**** Provided entries ****

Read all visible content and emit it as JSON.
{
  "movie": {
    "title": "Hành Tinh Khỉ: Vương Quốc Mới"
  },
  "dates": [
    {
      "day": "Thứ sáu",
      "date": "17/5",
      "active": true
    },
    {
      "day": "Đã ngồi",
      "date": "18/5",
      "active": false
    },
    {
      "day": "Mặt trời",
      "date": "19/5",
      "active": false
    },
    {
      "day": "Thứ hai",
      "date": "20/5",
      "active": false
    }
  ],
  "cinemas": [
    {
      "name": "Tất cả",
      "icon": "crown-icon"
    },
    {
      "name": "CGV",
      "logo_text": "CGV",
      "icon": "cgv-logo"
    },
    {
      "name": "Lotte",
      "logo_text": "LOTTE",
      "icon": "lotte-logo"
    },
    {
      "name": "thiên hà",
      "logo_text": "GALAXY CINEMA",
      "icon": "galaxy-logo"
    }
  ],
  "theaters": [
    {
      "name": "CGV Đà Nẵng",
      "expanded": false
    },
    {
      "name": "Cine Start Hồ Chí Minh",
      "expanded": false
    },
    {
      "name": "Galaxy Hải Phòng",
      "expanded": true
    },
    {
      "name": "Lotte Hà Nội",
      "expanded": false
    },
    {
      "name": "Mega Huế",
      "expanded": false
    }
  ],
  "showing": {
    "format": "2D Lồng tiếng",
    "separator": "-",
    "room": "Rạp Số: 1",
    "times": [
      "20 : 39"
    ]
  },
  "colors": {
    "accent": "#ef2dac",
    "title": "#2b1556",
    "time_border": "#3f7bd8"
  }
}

****

Work to do:
Find how many lines in the records contain the string "name", then give the number alone.

Full output:
9